### TASK STATEMENT
Which lines below hold the word "bashya"? Copy all of them.
··· DATA EXTRACT
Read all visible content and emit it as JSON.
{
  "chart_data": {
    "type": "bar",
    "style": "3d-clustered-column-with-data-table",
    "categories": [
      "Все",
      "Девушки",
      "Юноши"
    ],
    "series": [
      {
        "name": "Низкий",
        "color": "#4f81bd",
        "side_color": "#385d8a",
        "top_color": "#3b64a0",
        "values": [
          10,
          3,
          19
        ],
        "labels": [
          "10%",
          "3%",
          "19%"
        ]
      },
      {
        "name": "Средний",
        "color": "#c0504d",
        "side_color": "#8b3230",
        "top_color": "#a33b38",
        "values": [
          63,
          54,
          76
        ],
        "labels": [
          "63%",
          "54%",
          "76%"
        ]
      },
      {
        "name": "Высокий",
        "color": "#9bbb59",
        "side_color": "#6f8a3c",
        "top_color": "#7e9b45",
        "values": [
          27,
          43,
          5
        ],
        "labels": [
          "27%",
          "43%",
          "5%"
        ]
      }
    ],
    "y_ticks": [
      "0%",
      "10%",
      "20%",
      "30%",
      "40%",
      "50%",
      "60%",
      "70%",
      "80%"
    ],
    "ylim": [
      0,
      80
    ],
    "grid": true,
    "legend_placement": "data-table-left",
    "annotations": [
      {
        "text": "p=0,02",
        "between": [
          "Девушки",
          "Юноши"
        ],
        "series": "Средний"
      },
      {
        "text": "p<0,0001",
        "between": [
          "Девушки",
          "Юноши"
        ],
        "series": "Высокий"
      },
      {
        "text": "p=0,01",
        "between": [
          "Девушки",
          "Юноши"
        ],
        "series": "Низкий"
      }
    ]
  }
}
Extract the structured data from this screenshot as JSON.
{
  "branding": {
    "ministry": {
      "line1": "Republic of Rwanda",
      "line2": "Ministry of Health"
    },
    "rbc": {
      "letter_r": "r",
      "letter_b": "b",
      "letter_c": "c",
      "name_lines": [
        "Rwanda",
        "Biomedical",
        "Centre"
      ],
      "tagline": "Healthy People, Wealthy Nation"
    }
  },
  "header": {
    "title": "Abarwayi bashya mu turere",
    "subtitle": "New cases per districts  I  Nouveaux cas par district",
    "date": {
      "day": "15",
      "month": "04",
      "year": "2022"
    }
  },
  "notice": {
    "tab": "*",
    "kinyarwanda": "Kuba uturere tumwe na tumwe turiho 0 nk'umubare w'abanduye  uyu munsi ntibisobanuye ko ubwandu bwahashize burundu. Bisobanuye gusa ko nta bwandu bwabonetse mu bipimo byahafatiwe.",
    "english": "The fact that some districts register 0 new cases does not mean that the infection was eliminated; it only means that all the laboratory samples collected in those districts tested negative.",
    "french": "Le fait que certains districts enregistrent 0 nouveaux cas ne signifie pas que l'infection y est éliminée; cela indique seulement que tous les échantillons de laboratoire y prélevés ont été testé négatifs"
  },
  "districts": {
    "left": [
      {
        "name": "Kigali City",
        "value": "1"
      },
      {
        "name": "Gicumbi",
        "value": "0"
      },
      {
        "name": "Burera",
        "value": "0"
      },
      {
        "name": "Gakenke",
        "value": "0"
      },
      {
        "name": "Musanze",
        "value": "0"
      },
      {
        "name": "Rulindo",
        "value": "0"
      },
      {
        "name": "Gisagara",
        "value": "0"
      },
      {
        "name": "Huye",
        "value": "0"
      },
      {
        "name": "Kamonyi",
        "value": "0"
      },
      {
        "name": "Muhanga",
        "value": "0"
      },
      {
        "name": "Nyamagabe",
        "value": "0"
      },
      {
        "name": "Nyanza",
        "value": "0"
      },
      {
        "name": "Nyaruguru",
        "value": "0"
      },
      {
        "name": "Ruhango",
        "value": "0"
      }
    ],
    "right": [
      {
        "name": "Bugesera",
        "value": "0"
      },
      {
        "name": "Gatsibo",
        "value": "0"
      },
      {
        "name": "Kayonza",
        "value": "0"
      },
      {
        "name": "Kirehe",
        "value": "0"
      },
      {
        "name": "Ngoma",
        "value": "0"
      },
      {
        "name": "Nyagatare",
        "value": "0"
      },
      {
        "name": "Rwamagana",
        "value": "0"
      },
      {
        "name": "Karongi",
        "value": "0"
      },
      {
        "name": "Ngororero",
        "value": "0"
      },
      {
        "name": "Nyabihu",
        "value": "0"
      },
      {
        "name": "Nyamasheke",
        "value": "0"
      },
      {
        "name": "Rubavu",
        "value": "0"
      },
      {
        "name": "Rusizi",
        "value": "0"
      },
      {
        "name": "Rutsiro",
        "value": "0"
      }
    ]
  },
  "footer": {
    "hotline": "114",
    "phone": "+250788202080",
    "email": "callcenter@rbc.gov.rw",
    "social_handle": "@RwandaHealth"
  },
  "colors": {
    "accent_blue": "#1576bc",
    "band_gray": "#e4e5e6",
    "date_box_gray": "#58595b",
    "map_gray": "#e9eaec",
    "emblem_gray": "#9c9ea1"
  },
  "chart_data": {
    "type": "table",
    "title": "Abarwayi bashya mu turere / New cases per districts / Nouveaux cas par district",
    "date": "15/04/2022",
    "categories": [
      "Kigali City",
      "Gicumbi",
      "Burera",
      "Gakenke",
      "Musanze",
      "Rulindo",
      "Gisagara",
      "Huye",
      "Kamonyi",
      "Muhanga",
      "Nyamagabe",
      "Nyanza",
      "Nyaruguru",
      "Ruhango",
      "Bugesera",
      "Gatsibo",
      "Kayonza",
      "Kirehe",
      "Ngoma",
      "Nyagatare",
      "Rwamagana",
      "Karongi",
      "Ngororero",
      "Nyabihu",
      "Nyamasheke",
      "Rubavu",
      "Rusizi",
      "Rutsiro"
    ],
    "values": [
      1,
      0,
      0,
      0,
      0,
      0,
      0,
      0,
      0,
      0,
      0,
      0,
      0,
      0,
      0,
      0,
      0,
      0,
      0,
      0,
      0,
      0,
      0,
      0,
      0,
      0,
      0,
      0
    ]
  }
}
······
··· DATA EXTRACT
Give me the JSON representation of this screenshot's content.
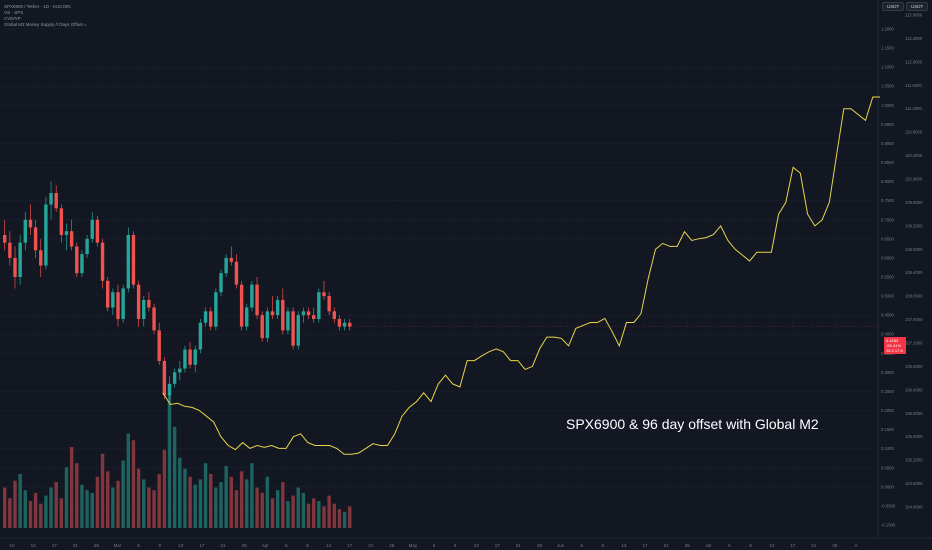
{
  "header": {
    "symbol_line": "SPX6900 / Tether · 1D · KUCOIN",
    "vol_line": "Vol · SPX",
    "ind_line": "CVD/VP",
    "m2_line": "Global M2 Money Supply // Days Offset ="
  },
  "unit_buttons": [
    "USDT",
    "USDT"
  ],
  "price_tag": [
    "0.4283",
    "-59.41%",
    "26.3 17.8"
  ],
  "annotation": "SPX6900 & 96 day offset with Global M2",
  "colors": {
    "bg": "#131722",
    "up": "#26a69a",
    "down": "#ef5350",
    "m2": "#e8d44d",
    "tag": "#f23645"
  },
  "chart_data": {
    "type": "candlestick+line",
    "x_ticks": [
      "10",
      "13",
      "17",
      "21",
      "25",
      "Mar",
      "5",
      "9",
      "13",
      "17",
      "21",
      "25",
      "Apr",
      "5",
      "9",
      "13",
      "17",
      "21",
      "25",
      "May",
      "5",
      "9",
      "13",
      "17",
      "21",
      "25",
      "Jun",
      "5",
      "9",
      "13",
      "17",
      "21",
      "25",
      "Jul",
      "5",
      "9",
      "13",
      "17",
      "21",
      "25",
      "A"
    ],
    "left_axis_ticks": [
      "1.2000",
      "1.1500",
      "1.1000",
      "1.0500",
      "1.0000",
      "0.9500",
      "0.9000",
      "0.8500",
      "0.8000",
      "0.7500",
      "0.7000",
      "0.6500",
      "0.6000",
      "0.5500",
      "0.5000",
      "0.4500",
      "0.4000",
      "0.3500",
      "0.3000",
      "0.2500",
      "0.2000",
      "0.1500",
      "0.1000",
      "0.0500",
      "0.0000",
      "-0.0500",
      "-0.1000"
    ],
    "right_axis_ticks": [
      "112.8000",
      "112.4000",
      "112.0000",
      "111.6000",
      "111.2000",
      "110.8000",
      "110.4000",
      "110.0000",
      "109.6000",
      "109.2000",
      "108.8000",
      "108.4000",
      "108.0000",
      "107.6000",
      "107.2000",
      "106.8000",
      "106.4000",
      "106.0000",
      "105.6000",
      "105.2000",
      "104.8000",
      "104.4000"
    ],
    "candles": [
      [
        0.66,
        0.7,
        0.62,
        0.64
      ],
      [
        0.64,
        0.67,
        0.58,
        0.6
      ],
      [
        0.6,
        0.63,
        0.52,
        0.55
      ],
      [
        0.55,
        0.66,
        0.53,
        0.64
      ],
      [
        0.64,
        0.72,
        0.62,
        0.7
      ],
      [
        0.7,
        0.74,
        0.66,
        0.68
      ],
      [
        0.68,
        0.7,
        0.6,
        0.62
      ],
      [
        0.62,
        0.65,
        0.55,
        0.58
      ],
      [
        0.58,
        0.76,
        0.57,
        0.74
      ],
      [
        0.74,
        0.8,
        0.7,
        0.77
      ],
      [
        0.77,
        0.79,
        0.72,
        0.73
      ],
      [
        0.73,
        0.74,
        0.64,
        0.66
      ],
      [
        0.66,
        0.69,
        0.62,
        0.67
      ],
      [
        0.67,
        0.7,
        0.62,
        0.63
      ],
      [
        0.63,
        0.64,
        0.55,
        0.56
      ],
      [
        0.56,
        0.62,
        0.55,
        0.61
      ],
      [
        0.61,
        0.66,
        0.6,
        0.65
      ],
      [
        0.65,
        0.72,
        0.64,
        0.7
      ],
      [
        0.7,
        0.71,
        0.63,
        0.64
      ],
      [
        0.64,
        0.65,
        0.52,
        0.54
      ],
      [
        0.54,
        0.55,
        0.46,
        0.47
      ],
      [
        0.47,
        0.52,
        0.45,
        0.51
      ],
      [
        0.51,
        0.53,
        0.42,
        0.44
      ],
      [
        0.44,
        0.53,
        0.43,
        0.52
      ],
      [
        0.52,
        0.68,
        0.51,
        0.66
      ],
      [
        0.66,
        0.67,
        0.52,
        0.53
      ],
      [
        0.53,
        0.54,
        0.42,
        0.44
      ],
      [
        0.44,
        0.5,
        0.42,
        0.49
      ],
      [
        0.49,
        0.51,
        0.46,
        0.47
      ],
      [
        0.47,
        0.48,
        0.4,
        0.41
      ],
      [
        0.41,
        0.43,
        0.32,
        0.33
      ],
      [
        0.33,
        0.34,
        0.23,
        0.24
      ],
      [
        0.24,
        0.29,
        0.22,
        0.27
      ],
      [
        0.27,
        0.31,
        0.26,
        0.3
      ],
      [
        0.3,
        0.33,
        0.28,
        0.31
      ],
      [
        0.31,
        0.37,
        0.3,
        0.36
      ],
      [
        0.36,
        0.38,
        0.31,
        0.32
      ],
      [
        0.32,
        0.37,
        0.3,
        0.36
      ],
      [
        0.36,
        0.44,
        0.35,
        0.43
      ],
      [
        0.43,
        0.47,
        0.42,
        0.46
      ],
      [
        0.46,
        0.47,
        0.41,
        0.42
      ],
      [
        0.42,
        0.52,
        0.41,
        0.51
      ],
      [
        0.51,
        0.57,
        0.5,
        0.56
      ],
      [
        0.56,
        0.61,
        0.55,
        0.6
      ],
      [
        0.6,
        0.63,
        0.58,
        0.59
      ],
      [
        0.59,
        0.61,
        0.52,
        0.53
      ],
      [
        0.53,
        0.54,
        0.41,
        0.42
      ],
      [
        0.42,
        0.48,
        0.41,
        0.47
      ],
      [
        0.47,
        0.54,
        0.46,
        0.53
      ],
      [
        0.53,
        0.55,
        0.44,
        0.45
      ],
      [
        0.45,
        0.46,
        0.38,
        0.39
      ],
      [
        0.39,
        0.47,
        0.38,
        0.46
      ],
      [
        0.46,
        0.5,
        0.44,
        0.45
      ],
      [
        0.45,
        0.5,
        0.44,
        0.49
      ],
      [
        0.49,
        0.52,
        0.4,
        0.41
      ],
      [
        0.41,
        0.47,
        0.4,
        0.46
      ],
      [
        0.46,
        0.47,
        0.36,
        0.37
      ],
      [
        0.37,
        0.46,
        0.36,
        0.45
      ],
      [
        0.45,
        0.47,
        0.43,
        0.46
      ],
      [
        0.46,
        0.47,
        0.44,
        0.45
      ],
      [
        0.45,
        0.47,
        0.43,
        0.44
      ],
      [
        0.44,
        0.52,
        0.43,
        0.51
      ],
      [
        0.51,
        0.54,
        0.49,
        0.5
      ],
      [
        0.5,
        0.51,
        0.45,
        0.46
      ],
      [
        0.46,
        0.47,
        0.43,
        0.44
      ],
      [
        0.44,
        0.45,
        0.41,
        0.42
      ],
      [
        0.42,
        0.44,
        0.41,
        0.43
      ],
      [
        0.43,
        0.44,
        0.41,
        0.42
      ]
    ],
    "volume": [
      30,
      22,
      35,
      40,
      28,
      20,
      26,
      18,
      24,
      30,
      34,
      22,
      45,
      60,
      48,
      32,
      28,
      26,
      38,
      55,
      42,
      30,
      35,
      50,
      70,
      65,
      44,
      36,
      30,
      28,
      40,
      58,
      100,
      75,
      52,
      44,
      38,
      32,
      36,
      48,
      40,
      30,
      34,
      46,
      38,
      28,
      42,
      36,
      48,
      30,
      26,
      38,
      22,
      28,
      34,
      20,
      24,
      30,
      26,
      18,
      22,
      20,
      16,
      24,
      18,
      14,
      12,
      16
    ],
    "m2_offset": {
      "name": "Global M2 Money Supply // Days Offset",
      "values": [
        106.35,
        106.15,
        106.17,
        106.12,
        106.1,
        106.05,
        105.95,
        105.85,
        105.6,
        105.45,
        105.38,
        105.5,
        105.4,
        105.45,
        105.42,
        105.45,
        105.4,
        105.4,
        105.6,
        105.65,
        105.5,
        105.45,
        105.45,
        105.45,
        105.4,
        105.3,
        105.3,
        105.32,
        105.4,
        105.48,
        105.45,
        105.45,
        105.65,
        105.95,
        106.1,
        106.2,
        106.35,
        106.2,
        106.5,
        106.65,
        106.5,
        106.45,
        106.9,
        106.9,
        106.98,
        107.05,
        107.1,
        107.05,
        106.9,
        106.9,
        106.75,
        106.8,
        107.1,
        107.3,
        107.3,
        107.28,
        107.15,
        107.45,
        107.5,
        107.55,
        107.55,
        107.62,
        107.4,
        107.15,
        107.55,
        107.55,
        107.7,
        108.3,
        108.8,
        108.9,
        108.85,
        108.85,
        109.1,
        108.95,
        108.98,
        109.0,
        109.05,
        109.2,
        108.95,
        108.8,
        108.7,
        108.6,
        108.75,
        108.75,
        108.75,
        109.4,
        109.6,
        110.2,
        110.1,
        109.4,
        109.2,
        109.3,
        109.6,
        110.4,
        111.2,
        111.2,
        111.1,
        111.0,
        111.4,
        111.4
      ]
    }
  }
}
······
### SOLUTION TO THE EXERCISE
    "title": "Abarwayi bashya mu turere",
    "title": "Abarwayi bashya mu turere / New cases per districts / Nouveaux cas par district",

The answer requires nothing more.